§ SOURCE DATA
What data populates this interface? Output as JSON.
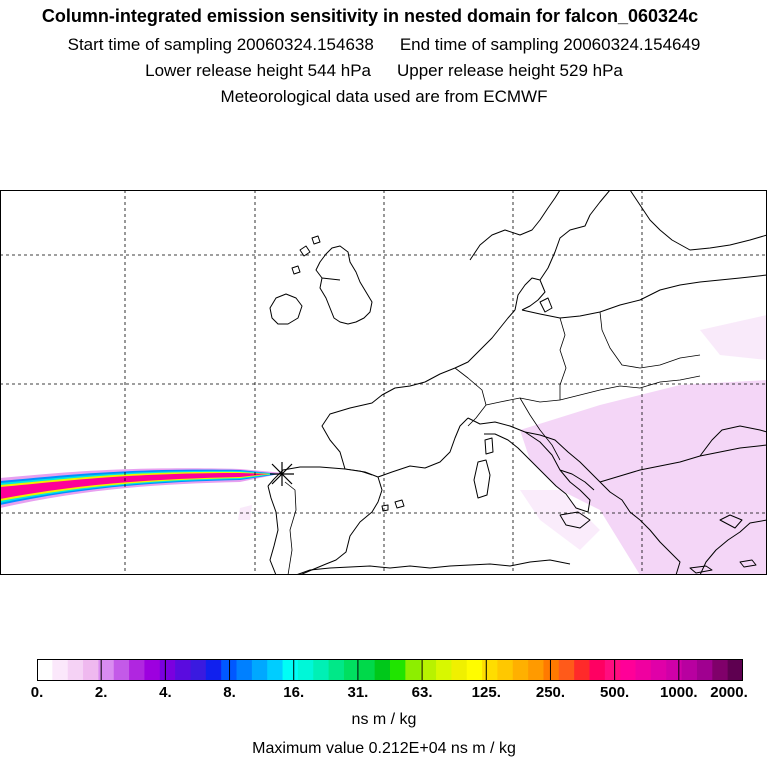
{
  "header": {
    "title": "Column-integrated emission sensitivity in nested domain for falcon_060324c",
    "start_label": "Start time of sampling 20060324.154638",
    "end_label": "End time of sampling 20060324.154649",
    "lower_label": "Lower release height  544 hPa",
    "upper_label": "Upper release height  529 hPa",
    "met_label": "Meteorological data used are from ECMWF"
  },
  "colorbar": {
    "ticks": [
      "0.",
      "2.",
      "4.",
      "8.",
      "16.",
      "31.",
      "63.",
      "125.",
      "250.",
      "500.",
      "1000.",
      "2000."
    ],
    "colors": [
      "#ffffff",
      "#fbe8fb",
      "#f5d2f5",
      "#efb9ef",
      "#d98cf0",
      "#c35ae8",
      "#b026e0",
      "#9d00df",
      "#7b00df",
      "#5a0bdf",
      "#3a1ae0",
      "#1020ee",
      "#0058ff",
      "#0080ff",
      "#00a8ff",
      "#00cdff",
      "#00fdf6",
      "#00f7d8",
      "#00f0b5",
      "#00e888",
      "#00df60",
      "#00d94a",
      "#00c81a",
      "#20e400",
      "#8dee00",
      "#b8f200",
      "#d8f800",
      "#f0f000",
      "#fffc00",
      "#ffdd00",
      "#ffc800",
      "#ffb000",
      "#ff9a00",
      "#ff7a00",
      "#ff5a1a",
      "#ff2a2a",
      "#ff0062",
      "#ff0d80",
      "#ff0098",
      "#f000a0",
      "#e000a8",
      "#d000a8",
      "#b800a0",
      "#a00090",
      "#80006a",
      "#5e0050"
    ],
    "units": "ns m / kg",
    "max_value": "Maximum value  0.212E+04 ns m / kg"
  },
  "plume_colors": {
    "outer": "#e8a0f0",
    "blue": "#0090ff",
    "cyan": "#00e8e0",
    "yellow": "#f0f000",
    "magenta": "#ff0098",
    "faint": "#f0c8f4"
  }
}
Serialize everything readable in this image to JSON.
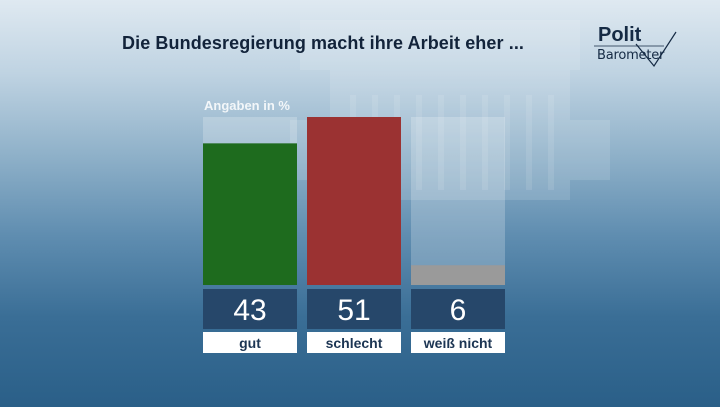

§ EXERCISE DIRECTIONS
Scan the data above and copy every line with "JSON" in it.

§ FULL SOLUTION
What data populates this interface? Output as JSON.
Serialize everything readable in this image to JSON.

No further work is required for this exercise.